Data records
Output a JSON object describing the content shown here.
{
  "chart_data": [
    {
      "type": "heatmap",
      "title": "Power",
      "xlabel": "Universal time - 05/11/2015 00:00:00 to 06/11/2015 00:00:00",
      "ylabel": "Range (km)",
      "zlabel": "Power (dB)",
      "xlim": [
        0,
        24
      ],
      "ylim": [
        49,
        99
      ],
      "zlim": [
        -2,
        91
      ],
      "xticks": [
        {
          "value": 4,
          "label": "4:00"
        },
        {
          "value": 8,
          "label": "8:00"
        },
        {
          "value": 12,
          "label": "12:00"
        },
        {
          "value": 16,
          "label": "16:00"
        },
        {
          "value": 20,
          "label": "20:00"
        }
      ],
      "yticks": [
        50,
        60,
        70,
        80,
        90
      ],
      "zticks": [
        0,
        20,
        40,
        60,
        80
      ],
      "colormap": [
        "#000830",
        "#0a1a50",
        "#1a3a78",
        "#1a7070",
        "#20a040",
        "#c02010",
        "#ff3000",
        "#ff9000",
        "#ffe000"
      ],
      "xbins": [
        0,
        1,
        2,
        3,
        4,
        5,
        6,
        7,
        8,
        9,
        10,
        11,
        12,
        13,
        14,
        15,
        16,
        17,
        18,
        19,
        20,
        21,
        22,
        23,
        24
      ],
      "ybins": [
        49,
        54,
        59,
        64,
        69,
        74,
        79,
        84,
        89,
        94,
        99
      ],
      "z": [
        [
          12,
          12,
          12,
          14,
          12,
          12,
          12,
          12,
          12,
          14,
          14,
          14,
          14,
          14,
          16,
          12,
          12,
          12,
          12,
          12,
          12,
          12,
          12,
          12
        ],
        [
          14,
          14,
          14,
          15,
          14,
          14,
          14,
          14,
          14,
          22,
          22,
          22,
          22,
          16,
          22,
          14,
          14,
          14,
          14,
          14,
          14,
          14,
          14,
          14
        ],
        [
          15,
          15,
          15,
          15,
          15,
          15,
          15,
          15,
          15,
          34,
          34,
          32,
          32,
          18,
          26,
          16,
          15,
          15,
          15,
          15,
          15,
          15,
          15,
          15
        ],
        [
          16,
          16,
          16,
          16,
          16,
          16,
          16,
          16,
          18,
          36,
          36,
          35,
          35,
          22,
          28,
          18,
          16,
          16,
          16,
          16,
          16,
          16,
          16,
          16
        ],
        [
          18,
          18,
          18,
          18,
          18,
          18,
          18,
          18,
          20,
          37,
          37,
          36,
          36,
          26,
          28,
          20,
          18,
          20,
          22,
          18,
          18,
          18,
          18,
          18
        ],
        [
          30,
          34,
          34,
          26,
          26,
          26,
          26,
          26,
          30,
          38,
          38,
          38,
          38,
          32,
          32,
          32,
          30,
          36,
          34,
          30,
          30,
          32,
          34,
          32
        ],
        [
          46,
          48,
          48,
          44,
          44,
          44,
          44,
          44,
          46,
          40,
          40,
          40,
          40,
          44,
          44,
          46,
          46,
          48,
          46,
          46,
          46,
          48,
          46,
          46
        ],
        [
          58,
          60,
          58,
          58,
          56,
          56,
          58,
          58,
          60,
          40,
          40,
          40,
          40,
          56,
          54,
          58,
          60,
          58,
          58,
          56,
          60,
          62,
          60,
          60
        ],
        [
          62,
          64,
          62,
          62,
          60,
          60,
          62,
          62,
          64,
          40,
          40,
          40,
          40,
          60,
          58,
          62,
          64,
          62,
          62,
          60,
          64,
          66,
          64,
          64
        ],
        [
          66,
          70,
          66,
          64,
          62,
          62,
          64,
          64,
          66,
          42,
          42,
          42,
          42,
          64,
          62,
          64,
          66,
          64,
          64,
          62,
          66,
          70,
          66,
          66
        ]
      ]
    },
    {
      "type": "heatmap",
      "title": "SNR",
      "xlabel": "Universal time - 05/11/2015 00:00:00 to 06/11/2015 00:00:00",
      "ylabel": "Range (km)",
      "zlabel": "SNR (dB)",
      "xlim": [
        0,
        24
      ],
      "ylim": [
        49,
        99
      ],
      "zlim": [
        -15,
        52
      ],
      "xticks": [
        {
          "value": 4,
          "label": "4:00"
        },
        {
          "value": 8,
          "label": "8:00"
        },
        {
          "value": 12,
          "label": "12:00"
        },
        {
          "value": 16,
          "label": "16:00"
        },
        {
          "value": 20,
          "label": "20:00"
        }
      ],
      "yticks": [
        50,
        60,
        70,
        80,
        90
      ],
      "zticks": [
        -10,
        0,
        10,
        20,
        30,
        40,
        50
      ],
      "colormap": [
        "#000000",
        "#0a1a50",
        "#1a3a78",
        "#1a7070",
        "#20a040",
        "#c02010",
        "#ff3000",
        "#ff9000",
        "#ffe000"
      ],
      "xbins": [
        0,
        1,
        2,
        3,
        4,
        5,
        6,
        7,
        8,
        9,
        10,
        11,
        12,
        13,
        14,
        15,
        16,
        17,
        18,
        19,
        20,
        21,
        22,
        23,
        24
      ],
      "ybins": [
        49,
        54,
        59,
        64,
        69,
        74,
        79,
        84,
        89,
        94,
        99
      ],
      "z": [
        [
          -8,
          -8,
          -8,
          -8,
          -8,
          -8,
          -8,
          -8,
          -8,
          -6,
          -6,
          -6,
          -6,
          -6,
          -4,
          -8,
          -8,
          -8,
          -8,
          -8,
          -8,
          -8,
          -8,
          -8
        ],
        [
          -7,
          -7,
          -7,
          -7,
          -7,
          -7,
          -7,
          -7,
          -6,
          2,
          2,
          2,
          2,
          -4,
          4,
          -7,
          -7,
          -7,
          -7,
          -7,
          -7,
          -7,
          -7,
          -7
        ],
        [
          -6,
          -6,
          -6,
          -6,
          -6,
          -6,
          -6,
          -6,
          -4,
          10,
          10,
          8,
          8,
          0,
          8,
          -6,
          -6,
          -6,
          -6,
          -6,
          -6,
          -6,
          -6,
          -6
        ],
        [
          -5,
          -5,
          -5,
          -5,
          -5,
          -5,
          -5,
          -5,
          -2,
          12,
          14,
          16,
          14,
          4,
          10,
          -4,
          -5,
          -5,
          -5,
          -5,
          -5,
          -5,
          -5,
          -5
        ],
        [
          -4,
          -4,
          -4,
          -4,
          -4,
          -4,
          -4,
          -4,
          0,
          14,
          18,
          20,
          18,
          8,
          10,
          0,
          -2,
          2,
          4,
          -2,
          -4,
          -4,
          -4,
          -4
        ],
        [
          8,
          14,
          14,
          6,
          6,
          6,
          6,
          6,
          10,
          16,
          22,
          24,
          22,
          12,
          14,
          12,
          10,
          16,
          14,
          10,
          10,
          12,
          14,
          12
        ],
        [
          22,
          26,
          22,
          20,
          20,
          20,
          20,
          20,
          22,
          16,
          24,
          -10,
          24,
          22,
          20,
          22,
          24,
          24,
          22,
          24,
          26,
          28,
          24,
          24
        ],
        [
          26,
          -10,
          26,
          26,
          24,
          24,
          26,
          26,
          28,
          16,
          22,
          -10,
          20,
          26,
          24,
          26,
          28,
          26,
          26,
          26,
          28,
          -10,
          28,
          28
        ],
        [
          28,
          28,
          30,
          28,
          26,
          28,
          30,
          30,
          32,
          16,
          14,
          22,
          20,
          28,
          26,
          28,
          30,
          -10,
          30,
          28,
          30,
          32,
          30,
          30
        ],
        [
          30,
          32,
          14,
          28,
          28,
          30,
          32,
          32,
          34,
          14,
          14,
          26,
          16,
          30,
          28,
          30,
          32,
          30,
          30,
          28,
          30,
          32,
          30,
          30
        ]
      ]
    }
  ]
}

**YOUR TASK**
Repeat all the entries exactly as given.

**REPLY TO THE TASK**
Output a JSON object describing the content shown here.
{
  "chart_data": [
    {
      "type": "heatmap",
      "title": "Power",
      "xlabel": "Universal time - 05/11/2015 00:00:00 to 06/11/2015 00:00:00",
      "ylabel": "Range (km)",
      "zlabel": "Power (dB)",
      "xlim": [
        0,
        24
      ],
      "ylim": [
        49,
        99
      ],
      "zlim": [
        -2,
        91
      ],
      "xticks": [
        {
          "value": 4,
          "label": "4:00"
        },
        {
          "value": 8,
          "label": "8:00"
        },
        {
          "value": 12,
          "label": "12:00"
        },
        {
          "value": 16,
          "label": "16:00"
        },
        {
          "value": 20,
          "label": "20:00"
        }
      ],
      "yticks": [
        50,
        60,
        70,
        80,
        90
      ],
      "zticks": [
        0,
        20,
        40,
        60,
        80
      ],
      "colormap": [
        "#000830",
        "#0a1a50",
        "#1a3a78",
        "#1a7070",
        "#20a040",
        "#c02010",
        "#ff3000",
        "#ff9000",
        "#ffe000"
      ],
      "xbins": [
        0,
        1,
        2,
        3,
        4,
        5,
        6,
        7,
        8,
        9,
        10,
        11,
        12,
        13,
        14,
        15,
        16,
        17,
        18,
        19,
        20,
        21,
        22,
        23,
        24
      ],
      "ybins": [
        49,
        54,
        59,
        64,
        69,
        74,
        79,
        84,
        89,
        94,
        99
      ],
      "z": [
        [
          12,
          12,
          12,
          14,
          12,
          12,
          12,
          12,
          12,
          14,
          14,
          14,
          14,
          14,
          16,
          12,
          12,
          12,
          12,
          12,
          12,
          12,
          12,
          12
        ],
        [
          14,
          14,
          14,
          15,
          14,
          14,
          14,
          14,
          14,
          22,
          22,
          22,
          22,
          16,
          22,
          14,
          14,
          14,
          14,
          14,
          14,
          14,
          14,
          14
        ],
        [
          15,
          15,
          15,
          15,
          15,
          15,
          15,
          15,
          15,
          34,
          34,
          32,
          32,
          18,
          26,
          16,
          15,
          15,
          15,
          15,
          15,
          15,
          15,
          15
        ],
        [
          16,
          16,
          16,
          16,
          16,
          16,
          16,
          16,
          18,
          36,
          36,
          35,
          35,
          22,
          28,
          18,
          16,
          16,
          16,
          16,
          16,
          16,
          16,
          16
        ],
        [
          18,
          18,
          18,
          18,
          18,
          18,
          18,
          18,
          20,
          37,
          37,
          36,
          36,
          26,
          28,
          20,
          18,
          20,
          22,
          18,
          18,
          18,
          18,
          18
        ],
        [
          30,
          34,
          34,
          26,
          26,
          26,
          26,
          26,
          30,
          38,
          38,
          38,
          38,
          32,
          32,
          32,
          30,
          36,
          34,
          30,
          30,
          32,
          34,
          32
        ],
        [
          46,
          48,
          48,
          44,
          44,
          44,
          44,
          44,
          46,
          40,
          40,
          40,
          40,
          44,
          44,
          46,
          46,
          48,
          46,
          46,
          46,
          48,
          46,
          46
        ],
        [
          58,
          60,
          58,
          58,
          56,
          56,
          58,
          58,
          60,
          40,
          40,
          40,
          40,
          56,
          54,
          58,
          60,
          58,
          58,
          56,
          60,
          62,
          60,
          60
        ],
        [
          62,
          64,
          62,
          62,
          60,
          60,
          62,
          62,
          64,
          40,
          40,
          40,
          40,
          60,
          58,
          62,
          64,
          62,
          62,
          60,
          64,
          66,
          64,
          64
        ],
        [
          66,
          70,
          66,
          64,
          62,
          62,
          64,
          64,
          66,
          42,
          42,
          42,
          42,
          64,
          62,
          64,
          66,
          64,
          64,
          62,
          66,
          70,
          66,
          66
        ]
      ]
    },
    {
      "type": "heatmap",
      "title": "SNR",
      "xlabel": "Universal time - 05/11/2015 00:00:00 to 06/11/2015 00:00:00",
      "ylabel": "Range (km)",
      "zlabel": "SNR (dB)",
      "xlim": [
        0,
        24
      ],
      "ylim": [
        49,
        99
      ],
      "zlim": [
        -15,
        52
      ],
      "xticks": [
        {
          "value": 4,
          "label": "4:00"
        },
        {
          "value": 8,
          "label": "8:00"
        },
        {
          "value": 12,
          "label": "12:00"
        },
        {
          "value": 16,
          "label": "16:00"
        },
        {
          "value": 20,
          "label": "20:00"
        }
      ],
      "yticks": [
        50,
        60,
        70,
        80,
        90
      ],
      "zticks": [
        -10,
        0,
        10,
        20,
        30,
        40,
        50
      ],
      "colormap": [
        "#000000",
        "#0a1a50",
        "#1a3a78",
        "#1a7070",
        "#20a040",
        "#c02010",
        "#ff3000",
        "#ff9000",
        "#ffe000"
      ],
      "xbins": [
        0,
        1,
        2,
        3,
        4,
        5,
        6,
        7,
        8,
        9,
        10,
        11,
        12,
        13,
        14,
        15,
        16,
        17,
        18,
        19,
        20,
        21,
        22,
        23,
        24
      ],
      "ybins": [
        49,
        54,
        59,
        64,
        69,
        74,
        79,
        84,
        89,
        94,
        99
      ],
      "z": [
        [
          -8,
          -8,
          -8,
          -8,
          -8,
          -8,
          -8,
          -8,
          -8,
          -6,
          -6,
          -6,
          -6,
          -6,
          -4,
          -8,
          -8,
          -8,
          -8,
          -8,
          -8,
          -8,
          -8,
          -8
        ],
        [
          -7,
          -7,
          -7,
          -7,
          -7,
          -7,
          -7,
          -7,
          -6,
          2,
          2,
          2,
          2,
          -4,
          4,
          -7,
          -7,
          -7,
          -7,
          -7,
          -7,
          -7,
          -7,
          -7
        ],
        [
          -6,
          -6,
          -6,
          -6,
          -6,
          -6,
          -6,
          -6,
          -4,
          10,
          10,
          8,
          8,
          0,
          8,
          -6,
          -6,
          -6,
          -6,
          -6,
          -6,
          -6,
          -6,
          -6
        ],
        [
          -5,
          -5,
          -5,
          -5,
          -5,
          -5,
          -5,
          -5,
          -2,
          12,
          14,
          16,
          14,
          4,
          10,
          -4,
          -5,
          -5,
          -5,
          -5,
          -5,
          -5,
          -5,
          -5
        ],
        [
          -4,
          -4,
          -4,
          -4,
          -4,
          -4,
          -4,
          -4,
          0,
          14,
          18,
          20,
          18,
          8,
          10,
          0,
          -2,
          2,
          4,
          -2,
          -4,
          -4,
          -4,
          -4
        ],
        [
          8,
          14,
          14,
          6,
          6,
          6,
          6,
          6,
          10,
          16,
          22,
          24,
          22,
          12,
          14,
          12,
          10,
          16,
          14,
          10,
          10,
          12,
          14,
          12
        ],
        [
          22,
          26,
          22,
          20,
          20,
          20,
          20,
          20,
          22,
          16,
          24,
          -10,
          24,
          22,
          20,
          22,
          24,
          24,
          22,
          24,
          26,
          28,
          24,
          24
        ],
        [
          26,
          -10,
          26,
          26,
          24,
          24,
          26,
          26,
          28,
          16,
          22,
          -10,
          20,
          26,
          24,
          26,
          28,
          26,
          26,
          26,
          28,
          -10,
          28,
          28
        ],
        [
          28,
          28,
          30,
          28,
          26,
          28,
          30,
          30,
          32,
          16,
          14,
          22,
          20,
          28,
          26,
          28,
          30,
          -10,
          30,
          28,
          30,
          32,
          30,
          30
        ],
        [
          30,
          32,
          14,
          28,
          28,
          30,
          32,
          32,
          34,
          14,
          14,
          26,
          16,
          30,
          28,
          30,
          32,
          30,
          30,
          28,
          30,
          32,
          30,
          30
        ]
      ]
    }
  ]
}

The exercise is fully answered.